Recast the lines of the listing below as a JSON list of strings, one string per line, skipping blank lines and leaving out the pictures.

== Data extract ==

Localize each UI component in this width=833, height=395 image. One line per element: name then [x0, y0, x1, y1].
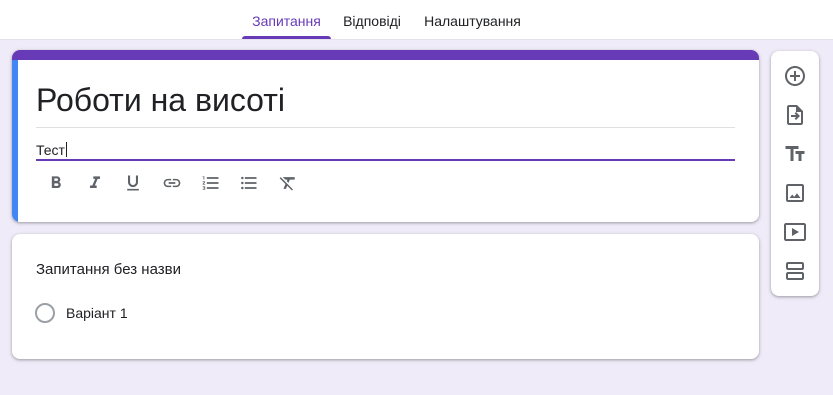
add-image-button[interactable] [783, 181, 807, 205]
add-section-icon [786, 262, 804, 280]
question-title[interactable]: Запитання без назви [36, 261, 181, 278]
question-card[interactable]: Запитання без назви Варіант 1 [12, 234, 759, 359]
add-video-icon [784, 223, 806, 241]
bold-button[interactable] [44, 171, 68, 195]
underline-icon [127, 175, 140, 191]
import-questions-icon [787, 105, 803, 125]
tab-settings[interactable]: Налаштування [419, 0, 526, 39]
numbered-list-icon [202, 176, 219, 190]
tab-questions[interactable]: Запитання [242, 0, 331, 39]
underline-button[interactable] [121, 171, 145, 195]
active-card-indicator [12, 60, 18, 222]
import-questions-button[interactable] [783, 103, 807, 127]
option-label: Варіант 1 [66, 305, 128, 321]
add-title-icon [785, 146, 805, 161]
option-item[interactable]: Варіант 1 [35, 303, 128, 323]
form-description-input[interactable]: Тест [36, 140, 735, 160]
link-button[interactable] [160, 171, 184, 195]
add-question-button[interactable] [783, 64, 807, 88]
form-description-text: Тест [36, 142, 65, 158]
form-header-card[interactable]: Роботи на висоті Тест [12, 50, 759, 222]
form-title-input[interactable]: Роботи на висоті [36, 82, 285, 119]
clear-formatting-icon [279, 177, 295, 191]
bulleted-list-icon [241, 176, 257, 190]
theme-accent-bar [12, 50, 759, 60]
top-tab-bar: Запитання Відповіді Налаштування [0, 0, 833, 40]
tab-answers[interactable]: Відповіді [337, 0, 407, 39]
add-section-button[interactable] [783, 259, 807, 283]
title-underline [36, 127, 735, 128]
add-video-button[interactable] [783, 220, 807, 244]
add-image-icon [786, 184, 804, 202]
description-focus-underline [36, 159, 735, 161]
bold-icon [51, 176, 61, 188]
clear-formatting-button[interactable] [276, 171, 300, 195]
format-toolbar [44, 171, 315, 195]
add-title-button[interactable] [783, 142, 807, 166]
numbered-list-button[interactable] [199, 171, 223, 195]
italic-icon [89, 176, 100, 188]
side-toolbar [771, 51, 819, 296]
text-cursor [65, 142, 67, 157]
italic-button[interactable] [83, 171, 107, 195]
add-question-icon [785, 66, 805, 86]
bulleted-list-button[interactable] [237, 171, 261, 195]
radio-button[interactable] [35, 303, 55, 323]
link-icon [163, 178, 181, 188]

===

Exercise solution »
[
  "Localize each UI component in this width=833, height=395 image. One line per element: name then [x0, y0, x1, y1].",
  "add-image-button[interactable] [783, 181, 807, 205]",
  "add-section-icon [786, 262, 804, 280]",
  "question-title[interactable]: Запитання без назви [36, 261, 181, 278]",
  "question-card[interactable]: Запитання без назви Варіант 1 [12, 234, 759, 359]",
  "add-video-icon [784, 223, 806, 241]",
  "bold-button[interactable] [44, 171, 68, 195]",
  "underline-icon [127, 175, 140, 191]",
  "import-questions-icon [787, 105, 803, 125]",
  "tab-settings[interactable]: Налаштування [419, 0, 526, 39]",
  "numbered-list-icon [202, 176, 219, 190]",
  "tab-questions[interactable]: Запитання [242, 0, 331, 39]",
  "underline-button[interactable] [121, 171, 145, 195]",
  "active-card-indicator [12, 60, 18, 222]",
  "import-questions-button[interactable] [783, 103, 807, 127]",
  "option-label: Варіант 1 [66, 305, 128, 321]",
  "add-title-icon [785, 146, 805, 161]",
  "option-item[interactable]: Варіант 1 [35, 303, 128, 323]",
  "form-description-input[interactable]: Тест [36, 140, 735, 160]",
  "link-button[interactable] [160, 171, 184, 195]",
  "add-question-button[interactable] [783, 64, 807, 88]",
  "form-description-text: Тест [36, 142, 65, 158]",
  "form-header-card[interactable]: Роботи на висоті Тест [12, 50, 759, 222]",
  "form-title-input[interactable]: Роботи на висоті [36, 82, 285, 119]",
  "clear-formatting-icon [279, 177, 295, 191]",
  "bulleted-list-icon [241, 176, 257, 190]",
  "theme-accent-bar [12, 50, 759, 60]",
  "top-tab-bar: Запитання Відповіді Налаштування [0, 0, 833, 40]",
  "tab-answers[interactable]: Відповіді [337, 0, 407, 39]",
  "add-section-button[interactable] [783, 259, 807, 283]",
  "title-underline [36, 127, 735, 128]",
  "add-video-button[interactable] [783, 220, 807, 244]",
  "add-image-icon [786, 184, 804, 202]",
  "description-focus-underline [36, 159, 735, 161]",
  "bold-icon [51, 176, 61, 188]",
  "clear-formatting-button[interactable] [276, 171, 300, 195]",
  "format-toolbar [44, 171, 315, 195]",
  "add-title-button[interactable] [783, 142, 807, 166]",
  "numbered-list-button[interactable] [199, 171, 223, 195]",
  "italic-icon [89, 176, 100, 188]",
  "side-toolbar [771, 51, 819, 296]",
  "text-cursor [65, 142, 67, 157]",
  "italic-button[interactable] [83, 171, 107, 195]",
  "add-question-icon [785, 66, 805, 86]",
  "bulleted-list-button[interactable] [237, 171, 261, 195]",
  "radio-button[interactable] [35, 303, 55, 323]",
  "link-icon [163, 178, 181, 188]"
]